§ **What you should do**: Scan the entries below and extract each line with the word "shown" in it.
------ Data to use
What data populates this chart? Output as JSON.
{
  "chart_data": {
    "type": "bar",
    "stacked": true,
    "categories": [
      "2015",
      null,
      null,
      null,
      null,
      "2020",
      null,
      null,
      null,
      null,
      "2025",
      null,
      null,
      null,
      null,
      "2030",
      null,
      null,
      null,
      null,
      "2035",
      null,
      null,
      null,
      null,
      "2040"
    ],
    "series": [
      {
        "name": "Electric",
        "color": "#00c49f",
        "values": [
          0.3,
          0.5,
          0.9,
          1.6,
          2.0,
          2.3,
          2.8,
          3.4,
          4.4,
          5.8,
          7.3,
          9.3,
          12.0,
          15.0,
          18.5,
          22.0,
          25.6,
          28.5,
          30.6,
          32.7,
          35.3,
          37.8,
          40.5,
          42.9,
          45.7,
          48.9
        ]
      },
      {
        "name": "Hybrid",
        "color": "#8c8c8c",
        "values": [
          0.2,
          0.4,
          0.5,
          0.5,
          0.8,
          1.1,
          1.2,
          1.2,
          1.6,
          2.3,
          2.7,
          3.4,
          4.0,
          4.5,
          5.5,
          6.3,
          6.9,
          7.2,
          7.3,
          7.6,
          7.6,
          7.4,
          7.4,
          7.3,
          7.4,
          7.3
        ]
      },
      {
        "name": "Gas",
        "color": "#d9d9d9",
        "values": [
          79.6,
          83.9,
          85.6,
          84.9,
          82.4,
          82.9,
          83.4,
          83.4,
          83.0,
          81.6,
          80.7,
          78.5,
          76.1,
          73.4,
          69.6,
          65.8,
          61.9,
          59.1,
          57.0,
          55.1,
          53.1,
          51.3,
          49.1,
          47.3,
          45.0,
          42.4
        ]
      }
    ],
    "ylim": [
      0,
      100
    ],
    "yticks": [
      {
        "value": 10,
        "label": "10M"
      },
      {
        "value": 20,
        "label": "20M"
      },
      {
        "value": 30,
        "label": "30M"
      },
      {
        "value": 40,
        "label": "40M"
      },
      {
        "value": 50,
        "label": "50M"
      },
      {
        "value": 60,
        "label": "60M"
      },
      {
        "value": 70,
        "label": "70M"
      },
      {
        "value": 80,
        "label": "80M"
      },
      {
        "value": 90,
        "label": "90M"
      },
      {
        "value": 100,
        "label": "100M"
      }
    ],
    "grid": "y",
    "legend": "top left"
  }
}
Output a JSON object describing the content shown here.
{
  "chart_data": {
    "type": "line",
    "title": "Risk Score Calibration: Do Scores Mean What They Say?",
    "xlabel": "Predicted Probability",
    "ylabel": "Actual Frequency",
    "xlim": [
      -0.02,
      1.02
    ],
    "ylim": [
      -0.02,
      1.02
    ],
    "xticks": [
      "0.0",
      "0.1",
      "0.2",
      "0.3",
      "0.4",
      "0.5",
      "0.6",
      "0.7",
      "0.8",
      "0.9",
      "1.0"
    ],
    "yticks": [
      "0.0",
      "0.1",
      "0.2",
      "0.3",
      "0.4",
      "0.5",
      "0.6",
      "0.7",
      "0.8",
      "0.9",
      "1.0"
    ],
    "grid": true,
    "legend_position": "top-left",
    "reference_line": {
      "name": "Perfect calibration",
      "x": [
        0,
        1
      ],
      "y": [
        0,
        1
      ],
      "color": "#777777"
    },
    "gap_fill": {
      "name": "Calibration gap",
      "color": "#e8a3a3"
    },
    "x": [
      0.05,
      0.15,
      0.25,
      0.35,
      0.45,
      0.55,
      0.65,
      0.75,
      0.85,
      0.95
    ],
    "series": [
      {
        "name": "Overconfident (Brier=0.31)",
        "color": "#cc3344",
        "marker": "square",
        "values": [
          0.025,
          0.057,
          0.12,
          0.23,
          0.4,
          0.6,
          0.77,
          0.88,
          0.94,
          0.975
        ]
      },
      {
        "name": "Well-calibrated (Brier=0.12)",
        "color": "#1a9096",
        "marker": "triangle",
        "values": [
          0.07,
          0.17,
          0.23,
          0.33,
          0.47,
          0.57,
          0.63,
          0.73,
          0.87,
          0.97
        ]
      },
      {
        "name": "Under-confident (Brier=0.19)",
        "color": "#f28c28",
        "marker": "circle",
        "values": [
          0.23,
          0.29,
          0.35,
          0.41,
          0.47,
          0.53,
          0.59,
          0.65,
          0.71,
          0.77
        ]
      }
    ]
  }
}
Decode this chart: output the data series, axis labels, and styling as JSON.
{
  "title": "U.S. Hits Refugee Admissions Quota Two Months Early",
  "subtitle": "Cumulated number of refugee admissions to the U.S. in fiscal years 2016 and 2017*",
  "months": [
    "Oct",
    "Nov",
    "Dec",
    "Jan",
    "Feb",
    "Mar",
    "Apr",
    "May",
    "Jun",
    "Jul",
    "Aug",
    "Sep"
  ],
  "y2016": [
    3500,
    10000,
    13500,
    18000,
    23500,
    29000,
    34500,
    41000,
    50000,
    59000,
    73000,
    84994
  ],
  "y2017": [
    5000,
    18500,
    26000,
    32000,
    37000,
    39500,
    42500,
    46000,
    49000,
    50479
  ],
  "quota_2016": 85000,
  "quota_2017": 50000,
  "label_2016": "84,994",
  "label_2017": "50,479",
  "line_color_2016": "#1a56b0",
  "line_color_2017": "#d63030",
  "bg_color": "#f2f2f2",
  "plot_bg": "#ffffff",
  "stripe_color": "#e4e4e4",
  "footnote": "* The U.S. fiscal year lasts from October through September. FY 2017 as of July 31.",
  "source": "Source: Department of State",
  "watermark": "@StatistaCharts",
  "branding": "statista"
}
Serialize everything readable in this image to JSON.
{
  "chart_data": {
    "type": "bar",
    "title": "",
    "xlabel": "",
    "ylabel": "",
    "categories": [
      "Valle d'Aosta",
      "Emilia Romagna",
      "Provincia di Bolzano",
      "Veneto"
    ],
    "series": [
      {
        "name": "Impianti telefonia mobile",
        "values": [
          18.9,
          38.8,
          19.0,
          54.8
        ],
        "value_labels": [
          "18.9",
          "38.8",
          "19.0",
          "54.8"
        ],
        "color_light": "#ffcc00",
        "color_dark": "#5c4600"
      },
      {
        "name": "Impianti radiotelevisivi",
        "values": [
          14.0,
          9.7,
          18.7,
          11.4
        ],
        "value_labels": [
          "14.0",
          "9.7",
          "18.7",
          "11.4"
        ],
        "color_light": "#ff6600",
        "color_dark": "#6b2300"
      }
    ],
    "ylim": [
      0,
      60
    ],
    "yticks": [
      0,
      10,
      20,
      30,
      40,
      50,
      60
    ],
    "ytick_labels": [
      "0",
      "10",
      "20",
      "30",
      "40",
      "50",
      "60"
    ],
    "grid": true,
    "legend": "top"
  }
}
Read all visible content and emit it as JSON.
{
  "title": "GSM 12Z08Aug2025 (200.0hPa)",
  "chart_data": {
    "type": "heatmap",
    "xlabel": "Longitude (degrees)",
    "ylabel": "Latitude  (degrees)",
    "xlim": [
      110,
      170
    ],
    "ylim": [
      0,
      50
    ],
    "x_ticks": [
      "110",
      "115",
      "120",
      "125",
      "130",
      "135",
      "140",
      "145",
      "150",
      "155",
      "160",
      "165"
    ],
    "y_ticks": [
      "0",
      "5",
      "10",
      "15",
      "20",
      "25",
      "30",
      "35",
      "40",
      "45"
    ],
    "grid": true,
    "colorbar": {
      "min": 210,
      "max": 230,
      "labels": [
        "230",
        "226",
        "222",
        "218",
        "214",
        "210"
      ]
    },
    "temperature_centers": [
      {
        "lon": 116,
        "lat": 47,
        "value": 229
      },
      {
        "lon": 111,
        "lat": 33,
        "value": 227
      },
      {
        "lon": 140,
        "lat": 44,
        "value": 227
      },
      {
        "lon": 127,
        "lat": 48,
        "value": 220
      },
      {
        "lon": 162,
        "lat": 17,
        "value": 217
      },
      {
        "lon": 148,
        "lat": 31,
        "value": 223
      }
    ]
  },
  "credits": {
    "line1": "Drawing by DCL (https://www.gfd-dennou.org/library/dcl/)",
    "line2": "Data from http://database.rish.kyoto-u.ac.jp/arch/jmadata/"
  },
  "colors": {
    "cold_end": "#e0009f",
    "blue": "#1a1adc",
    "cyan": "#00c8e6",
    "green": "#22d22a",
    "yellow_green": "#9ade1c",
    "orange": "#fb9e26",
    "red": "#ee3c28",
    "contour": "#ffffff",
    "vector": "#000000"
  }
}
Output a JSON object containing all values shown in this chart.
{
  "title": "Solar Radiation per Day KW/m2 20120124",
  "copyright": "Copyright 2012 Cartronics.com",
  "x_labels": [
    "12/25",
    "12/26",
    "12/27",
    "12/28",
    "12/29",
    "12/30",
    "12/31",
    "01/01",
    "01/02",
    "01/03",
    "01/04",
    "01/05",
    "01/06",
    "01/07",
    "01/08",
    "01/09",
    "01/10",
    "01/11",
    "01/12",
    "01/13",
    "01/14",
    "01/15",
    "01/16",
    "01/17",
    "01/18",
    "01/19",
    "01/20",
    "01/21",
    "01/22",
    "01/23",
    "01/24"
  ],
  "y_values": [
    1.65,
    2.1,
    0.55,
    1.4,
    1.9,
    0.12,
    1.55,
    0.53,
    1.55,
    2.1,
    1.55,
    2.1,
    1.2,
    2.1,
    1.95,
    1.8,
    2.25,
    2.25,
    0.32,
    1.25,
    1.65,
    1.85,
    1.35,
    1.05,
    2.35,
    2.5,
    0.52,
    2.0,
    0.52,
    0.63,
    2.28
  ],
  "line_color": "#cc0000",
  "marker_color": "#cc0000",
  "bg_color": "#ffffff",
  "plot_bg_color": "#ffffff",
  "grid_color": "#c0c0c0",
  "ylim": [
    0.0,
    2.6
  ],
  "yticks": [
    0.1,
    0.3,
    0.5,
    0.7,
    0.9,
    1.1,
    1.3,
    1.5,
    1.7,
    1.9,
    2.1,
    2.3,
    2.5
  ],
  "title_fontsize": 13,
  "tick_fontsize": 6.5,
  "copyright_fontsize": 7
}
------------
§ **Output for this task**:
Output a JSON object describing the content shown here.
Output a JSON object containing all values shown in this chart.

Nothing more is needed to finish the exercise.